--- BEGIN MATERIAL TO PROCESS ---
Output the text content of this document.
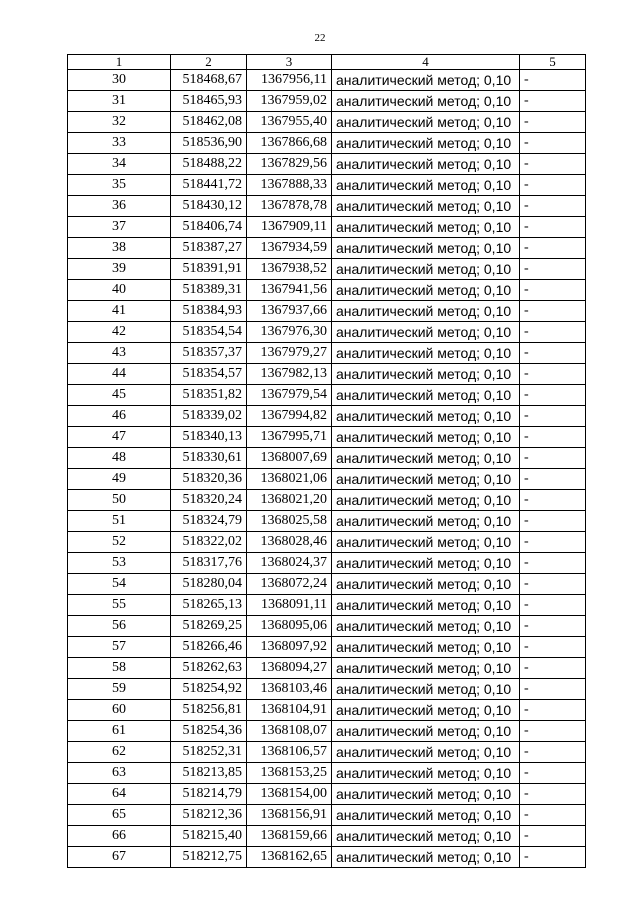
22
1	2	3	4	5
30	518468,67	1367956,11	аналитический метод; 0,10	-
31	518465,93	1367959,02	аналитический метод; 0,10	-
32	518462,08	1367955,40	аналитический метод; 0,10	-
33	518536,90	1367866,68	аналитический метод; 0,10	-
34	518488,22	1367829,56	аналитический метод; 0,10	-
35	518441,72	1367888,33	аналитический метод; 0,10	-
36	518430,12	1367878,78	аналитический метод; 0,10	-
37	518406,74	1367909,11	аналитический метод; 0,10	-
38	518387,27	1367934,59	аналитический метод; 0,10	-
39	518391,91	1367938,52	аналитический метод; 0,10	-
40	518389,31	1367941,56	аналитический метод; 0,10	-
41	518384,93	1367937,66	аналитический метод; 0,10	-
42	518354,54	1367976,30	аналитический метод; 0,10	-
43	518357,37	1367979,27	аналитический метод; 0,10	-
44	518354,57	1367982,13	аналитический метод; 0,10	-
45	518351,82	1367979,54	аналитический метод; 0,10	-
46	518339,02	1367994,82	аналитический метод; 0,10	-
47	518340,13	1367995,71	аналитический метод; 0,10	-
48	518330,61	1368007,69	аналитический метод; 0,10	-
49	518320,36	1368021,06	аналитический метод; 0,10	-
50	518320,24	1368021,20	аналитический метод; 0,10	-
51	518324,79	1368025,58	аналитический метод; 0,10	-
52	518322,02	1368028,46	аналитический метод; 0,10	-
53	518317,76	1368024,37	аналитический метод; 0,10	-
54	518280,04	1368072,24	аналитический метод; 0,10	-
55	518265,13	1368091,11	аналитический метод; 0,10	-
56	518269,25	1368095,06	аналитический метод; 0,10	-
57	518266,46	1368097,92	аналитический метод; 0,10	-
58	518262,63	1368094,27	аналитический метод; 0,10	-
59	518254,92	1368103,46	аналитический метод; 0,10	-
60	518256,81	1368104,91	аналитический метод; 0,10	-
61	518254,36	1368108,07	аналитический метод; 0,10	-
62	518252,31	1368106,57	аналитический метод; 0,10	-
63	518213,85	1368153,25	аналитический метод; 0,10	-
64	518214,79	1368154,00	аналитический метод; 0,10	-
65	518212,36	1368156,91	аналитический метод; 0,10	-
66	518215,40	1368159,66	аналитический метод; 0,10	-
67	518212,75	1368162,65	аналитический метод; 0,10	-
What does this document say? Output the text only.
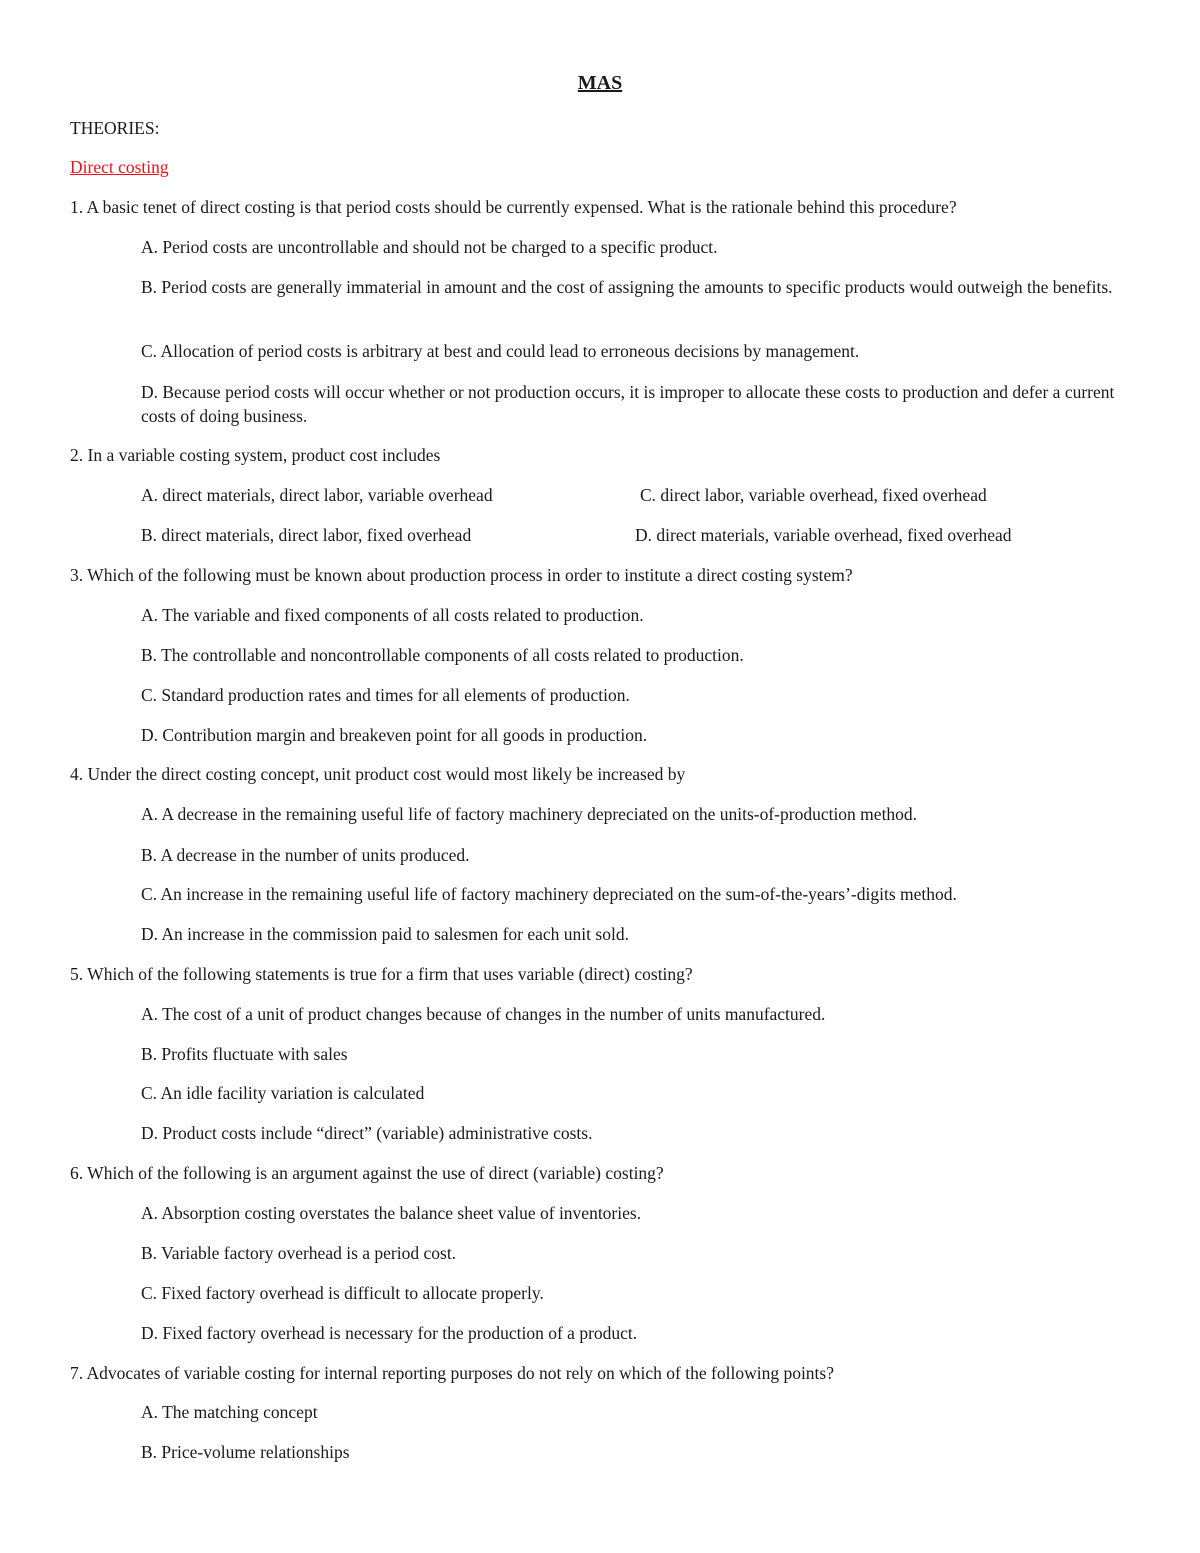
MAS
THEORIES:
Direct costing
1. A basic tenet of direct costing is that period costs should be currently expensed. What is the rationale behind this procedure?
A. Period costs are uncontrollable and should not be charged to a specific product.
B. Period costs are generally immaterial in amount and the cost of assigning the amounts to specific products would outweigh the benefits.
C. Allocation of period costs is arbitrary at best and could lead to erroneous decisions by management.
D. Because period costs will occur whether or not production occurs, it is improper to allocate these costs to production and defer a current costs of doing business.
2. In a variable costing system, product cost includes
A. direct materials, direct labor, variable overhead	C. direct labor, variable overhead, fixed overhead
B. direct materials, direct labor, fixed overhead	D. direct materials, variable overhead, fixed overhead
3. Which of the following must be known about production process in order to institute a direct costing system?
A. The variable and fixed components of all costs related to production.
B. The controllable and noncontrollable components of all costs related to production.
C. Standard production rates and times for all elements of production.
D. Contribution margin and breakeven point for all goods in production.
4. Under the direct costing concept, unit product cost would most likely be increased by
A. A decrease in the remaining useful life of factory machinery depreciated on the units-of-production method.
B. A decrease in the number of units produced.
C. An increase in the remaining useful life of factory machinery depreciated on the sum-of-the-years’-digits method.
D. An increase in the commission paid to salesmen for each unit sold.
5. Which of the following statements is true for a firm that uses variable (direct) costing?
A. The cost of a unit of product changes because of changes in the number of units manufactured.
B. Profits fluctuate with sales
C. An idle facility variation is calculated
D. Product costs include “direct” (variable) administrative costs.
6. Which of the following is an argument against the use of direct (variable) costing?
A. Absorption costing overstates the balance sheet value of inventories.
B. Variable factory overhead is a period cost.
C. Fixed factory overhead is difficult to allocate properly.
D. Fixed factory overhead is necessary for the production of a product.
7. Advocates of variable costing for internal reporting purposes do not rely on which of the following points?
A. The matching concept
B. Price-volume relationships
--- END MATERIAL TO PROCESS ---
DIRECTIONS.
From start to finish, output the listing exactly, but omit its pictures.

SOLUTION TO THE EXERCISE.
Output the text content of this document.
22
1	2	3	4	5
30	518468,67	1367956,11	аналитический метод; 0,10	-
31	518465,93	1367959,02	аналитический метод; 0,10	-
32	518462,08	1367955,40	аналитический метод; 0,10	-
33	518536,90	1367866,68	аналитический метод; 0,10	-
34	518488,22	1367829,56	аналитический метод; 0,10	-
35	518441,72	1367888,33	аналитический метод; 0,10	-
36	518430,12	1367878,78	аналитический метод; 0,10	-
37	518406,74	1367909,11	аналитический метод; 0,10	-
38	518387,27	1367934,59	аналитический метод; 0,10	-
39	518391,91	1367938,52	аналитический метод; 0,10	-
40	518389,31	1367941,56	аналитический метод; 0,10	-
41	518384,93	1367937,66	аналитический метод; 0,10	-
42	518354,54	1367976,30	аналитический метод; 0,10	-
43	518357,37	1367979,27	аналитический метод; 0,10	-
44	518354,57	1367982,13	аналитический метод; 0,10	-
45	518351,82	1367979,54	аналитический метод; 0,10	-
46	518339,02	1367994,82	аналитический метод; 0,10	-
47	518340,13	1367995,71	аналитический метод; 0,10	-
48	518330,61	1368007,69	аналитический метод; 0,10	-
49	518320,36	1368021,06	аналитический метод; 0,10	-
50	518320,24	1368021,20	аналитический метод; 0,10	-
51	518324,79	1368025,58	аналитический метод; 0,10	-
52	518322,02	1368028,46	аналитический метод; 0,10	-
53	518317,76	1368024,37	аналитический метод; 0,10	-
54	518280,04	1368072,24	аналитический метод; 0,10	-
55	518265,13	1368091,11	аналитический метод; 0,10	-
56	518269,25	1368095,06	аналитический метод; 0,10	-
57	518266,46	1368097,92	аналитический метод; 0,10	-
58	518262,63	1368094,27	аналитический метод; 0,10	-
59	518254,92	1368103,46	аналитический метод; 0,10	-
60	518256,81	1368104,91	аналитический метод; 0,10	-
61	518254,36	1368108,07	аналитический метод; 0,10	-
62	518252,31	1368106,57	аналитический метод; 0,10	-
63	518213,85	1368153,25	аналитический метод; 0,10	-
64	518214,79	1368154,00	аналитический метод; 0,10	-
65	518212,36	1368156,91	аналитический метод; 0,10	-
66	518215,40	1368159,66	аналитический метод; 0,10	-
67	518212,75	1368162,65	аналитический метод; 0,10	-
What does this document say? Output the text only.
MAS
THEORIES:
Direct costing
1. A basic tenet of direct costing is that period costs should be currently expensed. What is the rationale behind this procedure?
A. Period costs are uncontrollable and should not be charged to a specific product.
B. Period costs are generally immaterial in amount and the cost of assigning the amounts to specific products would outweigh the benefits.
C. Allocation of period costs is arbitrary at best and could lead to erroneous decisions by management.
D. Because period costs will occur whether or not production occurs, it is improper to allocate these costs to production and defer a current costs of doing business.
2. In a variable costing system, product cost includes
A. direct materials, direct labor, variable overhead	C. direct labor, variable overhead, fixed overhead
B. direct materials, direct labor, fixed overhead	D. direct materials, variable overhead, fixed overhead
3. Which of the following must be known about production process in order to institute a direct costing system?
A. The variable and fixed components of all costs related to production.
B. The controllable and noncontrollable components of all costs related to production.
C. Standard production rates and times for all elements of production.
D. Contribution margin and breakeven point for all goods in production.
4. Under the direct costing concept, unit product cost would most likely be increased by
A. A decrease in the remaining useful life of factory machinery depreciated on the units-of-production method.
B. A decrease in the number of units produced.
C. An increase in the remaining useful life of factory machinery depreciated on the sum-of-the-years’-digits method.
D. An increase in the commission paid to salesmen for each unit sold.
5. Which of the following statements is true for a firm that uses variable (direct) costing?
A. The cost of a unit of product changes because of changes in the number of units manufactured.
B. Profits fluctuate with sales
C. An idle facility variation is calculated
D. Product costs include “direct” (variable) administrative costs.
6. Which of the following is an argument against the use of direct (variable) costing?
A. Absorption costing overstates the balance sheet value of inventories.
B. Variable factory overhead is a period cost.
C. Fixed factory overhead is difficult to allocate properly.
D. Fixed factory overhead is necessary for the production of a product.
7. Advocates of variable costing for internal reporting purposes do not rely on which of the following points?
A. The matching concept
B. Price-volume relationships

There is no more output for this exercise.